• [ENTRIES]
----

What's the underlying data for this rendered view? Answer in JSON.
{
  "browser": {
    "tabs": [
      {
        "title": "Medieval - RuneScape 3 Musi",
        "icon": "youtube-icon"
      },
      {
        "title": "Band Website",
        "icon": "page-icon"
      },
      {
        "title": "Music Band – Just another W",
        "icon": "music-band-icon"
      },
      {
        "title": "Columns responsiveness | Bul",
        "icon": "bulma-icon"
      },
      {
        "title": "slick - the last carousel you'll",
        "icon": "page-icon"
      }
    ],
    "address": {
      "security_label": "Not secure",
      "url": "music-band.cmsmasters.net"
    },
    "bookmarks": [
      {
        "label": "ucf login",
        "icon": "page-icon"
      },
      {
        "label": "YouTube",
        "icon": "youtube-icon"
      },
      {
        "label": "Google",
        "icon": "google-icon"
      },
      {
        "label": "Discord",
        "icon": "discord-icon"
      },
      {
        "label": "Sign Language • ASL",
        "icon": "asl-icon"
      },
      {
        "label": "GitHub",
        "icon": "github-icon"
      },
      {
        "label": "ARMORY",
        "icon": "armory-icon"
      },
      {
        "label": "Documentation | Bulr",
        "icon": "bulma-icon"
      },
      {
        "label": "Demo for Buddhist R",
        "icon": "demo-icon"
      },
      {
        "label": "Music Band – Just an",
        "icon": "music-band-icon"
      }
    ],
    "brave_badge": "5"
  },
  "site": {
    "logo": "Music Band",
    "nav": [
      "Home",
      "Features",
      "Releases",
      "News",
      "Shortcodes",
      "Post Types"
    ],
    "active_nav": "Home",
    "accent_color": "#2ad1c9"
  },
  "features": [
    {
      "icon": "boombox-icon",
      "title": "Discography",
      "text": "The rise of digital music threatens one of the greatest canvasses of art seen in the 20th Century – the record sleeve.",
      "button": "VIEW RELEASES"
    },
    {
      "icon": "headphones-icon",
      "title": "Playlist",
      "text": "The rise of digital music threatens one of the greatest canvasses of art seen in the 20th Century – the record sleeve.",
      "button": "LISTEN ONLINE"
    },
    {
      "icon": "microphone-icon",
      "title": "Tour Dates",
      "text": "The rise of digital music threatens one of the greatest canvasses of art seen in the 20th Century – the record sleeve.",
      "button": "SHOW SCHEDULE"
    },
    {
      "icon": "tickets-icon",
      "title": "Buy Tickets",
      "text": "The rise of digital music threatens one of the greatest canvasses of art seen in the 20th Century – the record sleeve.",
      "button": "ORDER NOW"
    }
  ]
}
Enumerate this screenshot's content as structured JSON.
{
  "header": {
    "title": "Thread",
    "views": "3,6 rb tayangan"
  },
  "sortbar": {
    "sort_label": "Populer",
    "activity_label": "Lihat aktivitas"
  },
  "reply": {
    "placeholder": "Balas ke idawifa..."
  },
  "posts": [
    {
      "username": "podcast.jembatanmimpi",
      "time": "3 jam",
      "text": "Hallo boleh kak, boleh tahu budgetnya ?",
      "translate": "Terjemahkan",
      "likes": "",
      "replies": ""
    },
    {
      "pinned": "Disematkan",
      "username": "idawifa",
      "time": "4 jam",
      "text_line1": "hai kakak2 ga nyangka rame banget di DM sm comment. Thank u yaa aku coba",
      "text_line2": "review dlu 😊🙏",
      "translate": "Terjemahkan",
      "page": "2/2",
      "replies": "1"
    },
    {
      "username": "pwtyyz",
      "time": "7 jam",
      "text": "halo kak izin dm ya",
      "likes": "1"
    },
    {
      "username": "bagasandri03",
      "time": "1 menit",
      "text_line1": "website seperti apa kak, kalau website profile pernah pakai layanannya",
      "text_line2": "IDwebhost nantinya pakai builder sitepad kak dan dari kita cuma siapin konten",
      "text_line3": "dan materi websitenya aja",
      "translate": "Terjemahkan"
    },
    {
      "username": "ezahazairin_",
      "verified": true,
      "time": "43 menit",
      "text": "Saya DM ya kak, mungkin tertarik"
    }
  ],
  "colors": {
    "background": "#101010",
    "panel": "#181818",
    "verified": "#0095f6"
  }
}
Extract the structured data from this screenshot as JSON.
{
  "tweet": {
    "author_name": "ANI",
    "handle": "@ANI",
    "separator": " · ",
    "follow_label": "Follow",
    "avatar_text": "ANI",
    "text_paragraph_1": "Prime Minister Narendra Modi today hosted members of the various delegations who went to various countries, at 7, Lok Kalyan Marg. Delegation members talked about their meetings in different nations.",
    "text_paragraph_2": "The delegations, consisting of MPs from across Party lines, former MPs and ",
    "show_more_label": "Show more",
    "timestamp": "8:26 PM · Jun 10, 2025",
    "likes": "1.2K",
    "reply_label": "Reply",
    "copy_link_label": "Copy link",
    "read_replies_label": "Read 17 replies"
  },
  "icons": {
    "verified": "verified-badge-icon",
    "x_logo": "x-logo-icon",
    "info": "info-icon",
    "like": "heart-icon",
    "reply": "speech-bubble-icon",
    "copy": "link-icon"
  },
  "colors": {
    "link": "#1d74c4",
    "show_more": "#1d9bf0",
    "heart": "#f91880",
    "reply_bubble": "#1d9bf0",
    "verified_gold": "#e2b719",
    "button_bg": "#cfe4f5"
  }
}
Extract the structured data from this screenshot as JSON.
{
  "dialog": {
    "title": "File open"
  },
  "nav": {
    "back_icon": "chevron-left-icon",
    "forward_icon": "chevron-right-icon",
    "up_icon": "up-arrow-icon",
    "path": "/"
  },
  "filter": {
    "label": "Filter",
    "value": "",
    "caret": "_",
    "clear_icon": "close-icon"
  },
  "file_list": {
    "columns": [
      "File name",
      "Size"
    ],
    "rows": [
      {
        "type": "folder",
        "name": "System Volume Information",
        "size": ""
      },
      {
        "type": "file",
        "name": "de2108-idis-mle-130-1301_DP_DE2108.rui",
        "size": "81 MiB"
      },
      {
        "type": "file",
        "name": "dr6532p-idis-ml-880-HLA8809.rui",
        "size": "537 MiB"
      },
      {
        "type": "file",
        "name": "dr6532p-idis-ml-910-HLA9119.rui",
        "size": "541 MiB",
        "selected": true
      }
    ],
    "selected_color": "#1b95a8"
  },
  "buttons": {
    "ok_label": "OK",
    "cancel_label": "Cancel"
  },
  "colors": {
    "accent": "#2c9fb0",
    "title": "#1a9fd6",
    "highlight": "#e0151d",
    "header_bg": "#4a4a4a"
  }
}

----

• [WORK TO DO]
Go through the records above and retype each one exactly.

• [THE COMPLETED TASK]
What's the underlying data for this rendered view? Answer in JSON.
{
  "browser": {
    "tabs": [
      {
        "title": "Medieval - RuneScape 3 Musi",
        "icon": "youtube-icon"
      },
      {
        "title": "Band Website",
        "icon": "page-icon"
      },
      {
        "title": "Music Band – Just another W",
        "icon": "music-band-icon"
      },
      {
        "title": "Columns responsiveness | Bul",
        "icon": "bulma-icon"
      },
      {
        "title": "slick - the last carousel you'll",
        "icon": "page-icon"
      }
    ],
    "address": {
      "security_label": "Not secure",
      "url": "music-band.cmsmasters.net"
    },
    "bookmarks": [
      {
        "label": "ucf login",
        "icon": "page-icon"
      },
      {
        "label": "YouTube",
        "icon": "youtube-icon"
      },
      {
        "label": "Google",
        "icon": "google-icon"
      },
      {
        "label": "Discord",
        "icon": "discord-icon"
      },
      {
        "label": "Sign Language • ASL",
        "icon": "asl-icon"
      },
      {
        "label": "GitHub",
        "icon": "github-icon"
      },
      {
        "label": "ARMORY",
        "icon": "armory-icon"
      },
      {
        "label": "Documentation | Bulr",
        "icon": "bulma-icon"
      },
      {
        "label": "Demo for Buddhist R",
        "icon": "demo-icon"
      },
      {
        "label": "Music Band – Just an",
        "icon": "music-band-icon"
      }
    ],
    "brave_badge": "5"
  },
  "site": {
    "logo": "Music Band",
    "nav": [
      "Home",
      "Features",
      "Releases",
      "News",
      "Shortcodes",
      "Post Types"
    ],
    "active_nav": "Home",
    "accent_color": "#2ad1c9"
  },
  "features": [
    {
      "icon": "boombox-icon",
      "title": "Discography",
      "text": "The rise of digital music threatens one of the greatest canvasses of art seen in the 20th Century – the record sleeve.",
      "button": "VIEW RELEASES"
    },
    {
      "icon": "headphones-icon",
      "title": "Playlist",
      "text": "The rise of digital music threatens one of the greatest canvasses of art seen in the 20th Century – the record sleeve.",
      "button": "LISTEN ONLINE"
    },
    {
      "icon": "microphone-icon",
      "title": "Tour Dates",
      "text": "The rise of digital music threatens one of the greatest canvasses of art seen in the 20th Century – the record sleeve.",
      "button": "SHOW SCHEDULE"
    },
    {
      "icon": "tickets-icon",
      "title": "Buy Tickets",
      "text": "The rise of digital music threatens one of the greatest canvasses of art seen in the 20th Century – the record sleeve.",
      "button": "ORDER NOW"
    }
  ]
}
Enumerate this screenshot's content as structured JSON.
{
  "header": {
    "title": "Thread",
    "views": "3,6 rb tayangan"
  },
  "sortbar": {
    "sort_label": "Populer",
    "activity_label": "Lihat aktivitas"
  },
  "reply": {
    "placeholder": "Balas ke idawifa..."
  },
  "posts": [
    {
      "username": "podcast.jembatanmimpi",
      "time": "3 jam",
      "text": "Hallo boleh kak, boleh tahu budgetnya ?",
      "translate": "Terjemahkan",
      "likes": "",
      "replies": ""
    },
    {
      "pinned": "Disematkan",
      "username": "idawifa",
      "time": "4 jam",
      "text_line1": "hai kakak2 ga nyangka rame banget di DM sm comment. Thank u yaa aku coba",
      "text_line2": "review dlu 😊🙏",
      "translate": "Terjemahkan",
      "page": "2/2",
      "replies": "1"
    },
    {
      "username": "pwtyyz",
      "time": "7 jam",
      "text": "halo kak izin dm ya",
      "likes": "1"
    },
    {
      "username": "bagasandri03",
      "time": "1 menit",
      "text_line1": "website seperti apa kak, kalau website profile pernah pakai layanannya",
      "text_line2": "IDwebhost nantinya pakai builder sitepad kak dan dari kita cuma siapin konten",
      "text_line3": "dan materi websitenya aja",
      "translate": "Terjemahkan"
    },
    {
      "username": "ezahazairin_",
      "verified": true,
      "time": "43 menit",
      "text": "Saya DM ya kak, mungkin tertarik"
    }
  ],
  "colors": {
    "background": "#101010",
    "panel": "#181818",
    "verified": "#0095f6"
  }
}
Extract the structured data from this screenshot as JSON.
{
  "tweet": {
    "author_name": "ANI",
    "handle": "@ANI",
    "separator": " · ",
    "follow_label": "Follow",
    "avatar_text": "ANI",
    "text_paragraph_1": "Prime Minister Narendra Modi today hosted members of the various delegations who went to various countries, at 7, Lok Kalyan Marg. Delegation members talked about their meetings in different nations.",
    "text_paragraph_2": "The delegations, consisting of MPs from across Party lines, former MPs and ",
    "show_more_label": "Show more",
    "timestamp": "8:26 PM · Jun 10, 2025",
    "likes": "1.2K",
    "reply_label": "Reply",
    "copy_link_label": "Copy link",
    "read_replies_label": "Read 17 replies"
  },
  "icons": {
    "verified": "verified-badge-icon",
    "x_logo": "x-logo-icon",
    "info": "info-icon",
    "like": "heart-icon",
    "reply": "speech-bubble-icon",
    "copy": "link-icon"
  },
  "colors": {
    "link": "#1d74c4",
    "show_more": "#1d9bf0",
    "heart": "#f91880",
    "reply_bubble": "#1d9bf0",
    "verified_gold": "#e2b719",
    "button_bg": "#cfe4f5"
  }
}
Extract the structured data from this screenshot as JSON.
{
  "dialog": {
    "title": "File open"
  },
  "nav": {
    "back_icon": "chevron-left-icon",
    "forward_icon": "chevron-right-icon",
    "up_icon": "up-arrow-icon",
    "path": "/"
  },
  "filter": {
    "label": "Filter",
    "value": "",
    "caret": "_",
    "clear_icon": "close-icon"
  },
  "file_list": {
    "columns": [
      "File name",
      "Size"
    ],
    "rows": [
      {
        "type": "folder",
        "name": "System Volume Information",
        "size": ""
      },
      {
        "type": "file",
        "name": "de2108-idis-mle-130-1301_DP_DE2108.rui",
        "size": "81 MiB"
      },
      {
        "type": "file",
        "name": "dr6532p-idis-ml-880-HLA8809.rui",
        "size": "537 MiB"
      },
      {
        "type": "file",
        "name": "dr6532p-idis-ml-910-HLA9119.rui",
        "size": "541 MiB",
        "selected": true
      }
    ],
    "selected_color": "#1b95a8"
  },
  "buttons": {
    "ok_label": "OK",
    "cancel_label": "Cancel"
  },
  "colors": {
    "accent": "#2c9fb0",
    "title": "#1a9fd6",
    "highlight": "#e0151d",
    "header_bg": "#4a4a4a"
  }
}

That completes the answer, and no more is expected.